What follows is a set of records, each of which is to be written out exactly.

> _DATA SHOWN_:
• • • •

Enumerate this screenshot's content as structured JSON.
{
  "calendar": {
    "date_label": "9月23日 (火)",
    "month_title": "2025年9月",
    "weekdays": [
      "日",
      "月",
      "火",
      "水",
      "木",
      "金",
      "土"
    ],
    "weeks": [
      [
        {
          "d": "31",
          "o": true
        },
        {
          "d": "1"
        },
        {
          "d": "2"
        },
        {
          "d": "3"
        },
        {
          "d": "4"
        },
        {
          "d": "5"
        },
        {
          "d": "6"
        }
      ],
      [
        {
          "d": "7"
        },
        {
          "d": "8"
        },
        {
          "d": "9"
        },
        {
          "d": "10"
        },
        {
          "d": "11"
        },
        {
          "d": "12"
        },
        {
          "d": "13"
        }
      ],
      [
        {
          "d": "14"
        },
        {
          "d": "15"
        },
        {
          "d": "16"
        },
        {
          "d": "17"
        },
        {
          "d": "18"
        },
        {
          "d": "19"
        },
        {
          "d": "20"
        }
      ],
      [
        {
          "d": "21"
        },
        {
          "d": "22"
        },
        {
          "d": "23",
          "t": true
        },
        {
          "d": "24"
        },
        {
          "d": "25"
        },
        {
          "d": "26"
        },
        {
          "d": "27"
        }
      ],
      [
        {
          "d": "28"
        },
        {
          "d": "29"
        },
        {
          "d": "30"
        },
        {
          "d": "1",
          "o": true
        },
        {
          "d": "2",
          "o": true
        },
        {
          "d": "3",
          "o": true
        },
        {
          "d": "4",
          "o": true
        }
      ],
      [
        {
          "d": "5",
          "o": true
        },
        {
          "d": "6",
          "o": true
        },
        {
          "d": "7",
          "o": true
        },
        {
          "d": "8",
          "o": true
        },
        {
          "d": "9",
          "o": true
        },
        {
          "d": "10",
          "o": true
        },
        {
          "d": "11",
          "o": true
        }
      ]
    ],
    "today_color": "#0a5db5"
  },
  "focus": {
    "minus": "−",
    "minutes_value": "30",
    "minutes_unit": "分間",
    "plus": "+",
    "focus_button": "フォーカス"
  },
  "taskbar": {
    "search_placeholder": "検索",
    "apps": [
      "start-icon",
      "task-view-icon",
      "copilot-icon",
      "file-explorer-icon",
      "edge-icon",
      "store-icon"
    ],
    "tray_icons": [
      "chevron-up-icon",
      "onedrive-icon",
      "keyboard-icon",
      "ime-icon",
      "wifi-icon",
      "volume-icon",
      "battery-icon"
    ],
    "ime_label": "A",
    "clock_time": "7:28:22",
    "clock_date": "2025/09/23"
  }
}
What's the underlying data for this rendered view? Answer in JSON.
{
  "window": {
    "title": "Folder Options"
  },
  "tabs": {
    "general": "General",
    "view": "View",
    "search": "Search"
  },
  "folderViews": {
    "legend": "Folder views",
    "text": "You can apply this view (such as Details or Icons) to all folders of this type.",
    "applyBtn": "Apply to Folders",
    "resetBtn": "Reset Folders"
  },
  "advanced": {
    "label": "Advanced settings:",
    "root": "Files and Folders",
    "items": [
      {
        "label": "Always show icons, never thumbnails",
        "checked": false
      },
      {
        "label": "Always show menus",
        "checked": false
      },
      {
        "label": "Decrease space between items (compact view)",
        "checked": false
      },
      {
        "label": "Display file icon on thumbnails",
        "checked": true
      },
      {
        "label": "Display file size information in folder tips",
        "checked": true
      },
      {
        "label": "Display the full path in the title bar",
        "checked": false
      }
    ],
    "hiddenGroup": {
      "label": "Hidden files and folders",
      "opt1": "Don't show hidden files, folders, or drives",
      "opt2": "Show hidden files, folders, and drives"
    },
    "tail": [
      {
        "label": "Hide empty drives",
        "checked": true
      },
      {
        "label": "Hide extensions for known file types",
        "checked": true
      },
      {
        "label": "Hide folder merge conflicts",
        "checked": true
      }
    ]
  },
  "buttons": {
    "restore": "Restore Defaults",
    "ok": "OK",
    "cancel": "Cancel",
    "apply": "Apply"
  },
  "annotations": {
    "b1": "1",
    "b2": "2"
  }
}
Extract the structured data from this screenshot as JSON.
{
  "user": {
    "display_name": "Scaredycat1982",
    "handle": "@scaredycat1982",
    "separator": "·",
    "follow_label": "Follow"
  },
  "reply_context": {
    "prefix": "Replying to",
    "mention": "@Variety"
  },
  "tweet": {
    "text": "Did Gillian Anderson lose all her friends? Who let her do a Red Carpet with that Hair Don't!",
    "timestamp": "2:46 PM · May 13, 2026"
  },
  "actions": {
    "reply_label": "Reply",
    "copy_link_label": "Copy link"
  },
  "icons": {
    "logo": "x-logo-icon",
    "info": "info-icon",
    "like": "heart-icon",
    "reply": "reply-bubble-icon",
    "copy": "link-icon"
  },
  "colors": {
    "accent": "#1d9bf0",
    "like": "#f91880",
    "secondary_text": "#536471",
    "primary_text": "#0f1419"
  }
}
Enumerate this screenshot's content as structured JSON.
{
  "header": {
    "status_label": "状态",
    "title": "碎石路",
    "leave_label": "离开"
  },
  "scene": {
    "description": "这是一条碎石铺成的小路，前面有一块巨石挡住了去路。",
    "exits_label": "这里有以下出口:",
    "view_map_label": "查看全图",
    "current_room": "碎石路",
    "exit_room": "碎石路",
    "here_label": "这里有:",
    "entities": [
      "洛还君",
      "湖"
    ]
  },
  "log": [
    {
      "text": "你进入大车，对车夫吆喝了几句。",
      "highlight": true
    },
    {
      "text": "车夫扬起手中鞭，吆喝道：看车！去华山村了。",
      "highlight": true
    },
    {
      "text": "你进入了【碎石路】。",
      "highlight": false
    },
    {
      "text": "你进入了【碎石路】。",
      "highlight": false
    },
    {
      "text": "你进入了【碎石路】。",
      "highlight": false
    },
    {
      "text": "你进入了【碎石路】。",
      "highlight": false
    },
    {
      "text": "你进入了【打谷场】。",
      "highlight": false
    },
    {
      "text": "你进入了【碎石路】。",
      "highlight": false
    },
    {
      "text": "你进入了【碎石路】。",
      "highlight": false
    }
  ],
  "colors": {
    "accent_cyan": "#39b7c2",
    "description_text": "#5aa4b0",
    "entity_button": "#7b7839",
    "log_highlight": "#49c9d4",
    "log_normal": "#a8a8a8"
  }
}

• • • •

> _ANSWER IN FULL_:
Enumerate this screenshot's content as structured JSON.
{
  "calendar": {
    "date_label": "9月23日 (火)",
    "month_title": "2025年9月",
    "weekdays": [
      "日",
      "月",
      "火",
      "水",
      "木",
      "金",
      "土"
    ],
    "weeks": [
      [
        {
          "d": "31",
          "o": true
        },
        {
          "d": "1"
        },
        {
          "d": "2"
        },
        {
          "d": "3"
        },
        {
          "d": "4"
        },
        {
          "d": "5"
        },
        {
          "d": "6"
        }
      ],
      [
        {
          "d": "7"
        },
        {
          "d": "8"
        },
        {
          "d": "9"
        },
        {
          "d": "10"
        },
        {
          "d": "11"
        },
        {
          "d": "12"
        },
        {
          "d": "13"
        }
      ],
      [
        {
          "d": "14"
        },
        {
          "d": "15"
        },
        {
          "d": "16"
        },
        {
          "d": "17"
        },
        {
          "d": "18"
        },
        {
          "d": "19"
        },
        {
          "d": "20"
        }
      ],
      [
        {
          "d": "21"
        },
        {
          "d": "22"
        },
        {
          "d": "23",
          "t": true
        },
        {
          "d": "24"
        },
        {
          "d": "25"
        },
        {
          "d": "26"
        },
        {
          "d": "27"
        }
      ],
      [
        {
          "d": "28"
        },
        {
          "d": "29"
        },
        {
          "d": "30"
        },
        {
          "d": "1",
          "o": true
        },
        {
          "d": "2",
          "o": true
        },
        {
          "d": "3",
          "o": true
        },
        {
          "d": "4",
          "o": true
        }
      ],
      [
        {
          "d": "5",
          "o": true
        },
        {
          "d": "6",
          "o": true
        },
        {
          "d": "7",
          "o": true
        },
        {
          "d": "8",
          "o": true
        },
        {
          "d": "9",
          "o": true
        },
        {
          "d": "10",
          "o": true
        },
        {
          "d": "11",
          "o": true
        }
      ]
    ],
    "today_color": "#0a5db5"
  },
  "focus": {
    "minus": "−",
    "minutes_value": "30",
    "minutes_unit": "分間",
    "plus": "+",
    "focus_button": "フォーカス"
  },
  "taskbar": {
    "search_placeholder": "検索",
    "apps": [
      "start-icon",
      "task-view-icon",
      "copilot-icon",
      "file-explorer-icon",
      "edge-icon",
      "store-icon"
    ],
    "tray_icons": [
      "chevron-up-icon",
      "onedrive-icon",
      "keyboard-icon",
      "ime-icon",
      "wifi-icon",
      "volume-icon",
      "battery-icon"
    ],
    "ime_label": "A",
    "clock_time": "7:28:22",
    "clock_date": "2025/09/23"
  }
}
What's the underlying data for this rendered view? Answer in JSON.
{
  "window": {
    "title": "Folder Options"
  },
  "tabs": {
    "general": "General",
    "view": "View",
    "search": "Search"
  },
  "folderViews": {
    "legend": "Folder views",
    "text": "You can apply this view (such as Details or Icons) to all folders of this type.",
    "applyBtn": "Apply to Folders",
    "resetBtn": "Reset Folders"
  },
  "advanced": {
    "label": "Advanced settings:",
    "root": "Files and Folders",
    "items": [
      {
        "label": "Always show icons, never thumbnails",
        "checked": false
      },
      {
        "label": "Always show menus",
        "checked": false
      },
      {
        "label": "Decrease space between items (compact view)",
        "checked": false
      },
      {
        "label": "Display file icon on thumbnails",
        "checked": true
      },
      {
        "label": "Display file size information in folder tips",
        "checked": true
      },
      {
        "label": "Display the full path in the title bar",
        "checked": false
      }
    ],
    "hiddenGroup": {
      "label": "Hidden files and folders",
      "opt1": "Don't show hidden files, folders, or drives",
      "opt2": "Show hidden files, folders, and drives"
    },
    "tail": [
      {
        "label": "Hide empty drives",
        "checked": true
      },
      {
        "label": "Hide extensions for known file types",
        "checked": true
      },
      {
        "label": "Hide folder merge conflicts",
        "checked": true
      }
    ]
  },
  "buttons": {
    "restore": "Restore Defaults",
    "ok": "OK",
    "cancel": "Cancel",
    "apply": "Apply"
  },
  "annotations": {
    "b1": "1",
    "b2": "2"
  }
}
Extract the structured data from this screenshot as JSON.
{
  "user": {
    "display_name": "Scaredycat1982",
    "handle": "@scaredycat1982",
    "separator": "·",
    "follow_label": "Follow"
  },
  "reply_context": {
    "prefix": "Replying to",
    "mention": "@Variety"
  },
  "tweet": {
    "text": "Did Gillian Anderson lose all her friends? Who let her do a Red Carpet with that Hair Don't!",
    "timestamp": "2:46 PM · May 13, 2026"
  },
  "actions": {
    "reply_label": "Reply",
    "copy_link_label": "Copy link"
  },
  "icons": {
    "logo": "x-logo-icon",
    "info": "info-icon",
    "like": "heart-icon",
    "reply": "reply-bubble-icon",
    "copy": "link-icon"
  },
  "colors": {
    "accent": "#1d9bf0",
    "like": "#f91880",
    "secondary_text": "#536471",
    "primary_text": "#0f1419"
  }
}
Enumerate this screenshot's content as structured JSON.
{
  "header": {
    "status_label": "状态",
    "title": "碎石路",
    "leave_label": "离开"
  },
  "scene": {
    "description": "这是一条碎石铺成的小路，前面有一块巨石挡住了去路。",
    "exits_label": "这里有以下出口:",
    "view_map_label": "查看全图",
    "current_room": "碎石路",
    "exit_room": "碎石路",
    "here_label": "这里有:",
    "entities": [
      "洛还君",
      "湖"
    ]
  },
  "log": [
    {
      "text": "你进入大车，对车夫吆喝了几句。",
      "highlight": true
    },
    {
      "text": "车夫扬起手中鞭，吆喝道：看车！去华山村了。",
      "highlight": true
    },
    {
      "text": "你进入了【碎石路】。",
      "highlight": false
    },
    {
      "text": "你进入了【碎石路】。",
      "highlight": false
    },
    {
      "text": "你进入了【碎石路】。",
      "highlight": false
    },
    {
      "text": "你进入了【碎石路】。",
      "highlight": false
    },
    {
      "text": "你进入了【打谷场】。",
      "highlight": false
    },
    {
      "text": "你进入了【碎石路】。",
      "highlight": false
    },
    {
      "text": "你进入了【碎石路】。",
      "highlight": false
    }
  ],
  "colors": {
    "accent_cyan": "#39b7c2",
    "description_text": "#5aa4b0",
    "entity_button": "#7b7839",
    "log_highlight": "#49c9d4",
    "log_normal": "#a8a8a8"
  }
}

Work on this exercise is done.